> **WORK INSTRUCTIONS**:
Rewrite the passage from the quilting comments that opens with the words containing "I like your" and closes with "honest about progress.)", substituting "wall hanging" for "table runner".

> **EXCERPTED TEXT**:

○ ○ ○ ○ ○

Since you are a quilter, and many of your readers seem interested in them, too, you might enjoy this post on a program at the Textile Museum here, by Amy Rispin, a local quilt collector, who has a personal relationship with a skilled quilter, in a southern Maryland Amish community. Amy visited, and we documented, an Amish quilt auction:
https://rjohnhowe.wordpress.com/2013/12/11/amy-rispin-on-an-amish-quilt-auction-in-southern-maryland/
R. John Howe
Textiles and Text
Oh, thank you! That is phenomenal! I hope we get some rainy days so I can read everything on your blog since I just found it this year.
I would have never imagined that device for lifting the quilts into view. And even though I know the Amish don’t use electricity, it never clicked with me that then they would have to piece their quilts with treadle machines instead of electric ones, until I saw that picture of the interior of the house.
I am starting to read that Carpets book too and it is really good. I like his way of classifying the carpets, and it is so readable. Again, I need more rainy days so I can stay inside and read!
I like your double sided seasonal table runner. Just flip it at the appropriate month. And those pre-wound bobbins, I always thought they were for machine embroidery. Apparently not. And bravo for tracking your goals (and being honest about progress.)

○ ○ ○ ○ ○

> **SOURCE DATA**:
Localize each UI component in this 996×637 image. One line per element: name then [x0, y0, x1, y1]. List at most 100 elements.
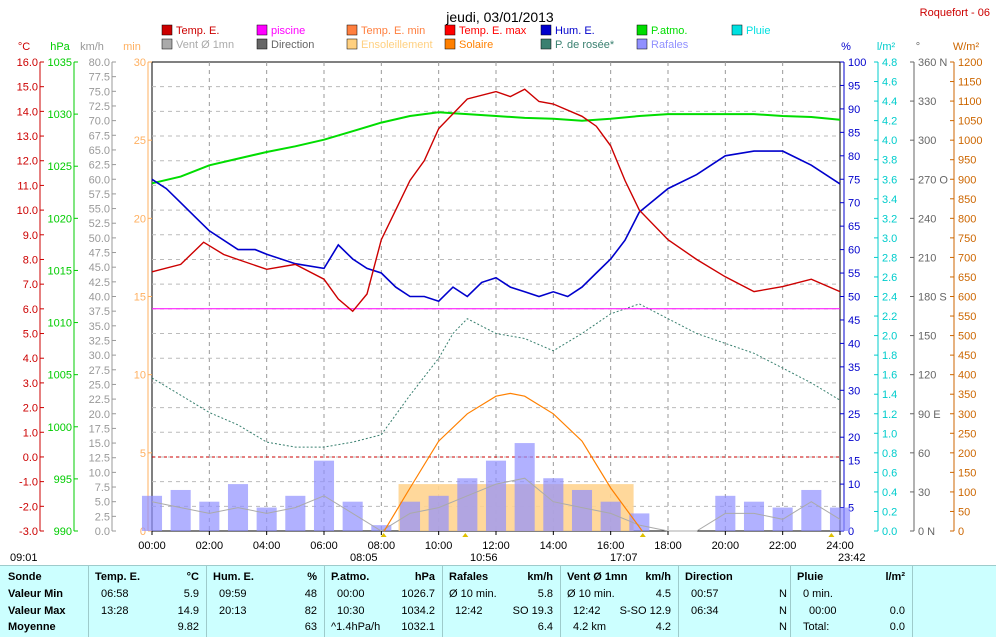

○ ○ ○ ○ ○

> **CORRECT RESPONSE**:
I like your double sided seasonal wall hanging. Just flip it at the appropriate month. And those pre-wound bobbins, I always thought they were for machine embroidery. Apparently not. And bravo for tracking your goals (and being honest about progress.)